## GOAL OF THE EXERCISE
Each line should be copied exactly.

## THE RECORDS
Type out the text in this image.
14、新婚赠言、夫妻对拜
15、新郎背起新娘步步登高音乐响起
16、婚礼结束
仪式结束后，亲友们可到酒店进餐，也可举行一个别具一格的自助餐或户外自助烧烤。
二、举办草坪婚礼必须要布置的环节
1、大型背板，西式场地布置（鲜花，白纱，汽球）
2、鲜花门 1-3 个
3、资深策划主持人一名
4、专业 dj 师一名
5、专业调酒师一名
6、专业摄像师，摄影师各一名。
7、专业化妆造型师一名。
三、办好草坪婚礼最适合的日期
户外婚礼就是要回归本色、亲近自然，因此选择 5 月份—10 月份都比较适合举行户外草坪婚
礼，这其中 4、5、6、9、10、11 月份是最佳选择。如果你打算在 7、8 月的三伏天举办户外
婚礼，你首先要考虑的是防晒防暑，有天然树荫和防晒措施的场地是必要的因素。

## CORRECT ANSWER
Type out the text in this image.
14、新婚赠言、夫妻对拜
15、新郎背起新娘步步登高音乐响起
16、婚礼结束
仪式结束后，亲友们可到酒店进餐，也可举行一个别具一格的自助餐或户外自助烧烤。
二、举办草坪婚礼必须要布置的环节
1、大型背板，西式场地布置（鲜花，白纱，汽球）
2、鲜花门 1-3 个
3、资深策划主持人一名
4、专业 dj 师一名
5、专业调酒师一名
6、专业摄像师，摄影师各一名。
7、专业化妆造型师一名。
三、办好草坪婚礼最适合的日期
户外婚礼就是要回归本色、亲近自然，因此选择 5 月份—10 月份都比较适合举行户外草坪婚
礼，这其中 4、5、6、9、10、11 月份是最佳选择。如果你打算在 7、8 月的三伏天举办户外
婚礼，你首先要考虑的是防晒防暑，有天然树荫和防晒措施的场地是必要的因素。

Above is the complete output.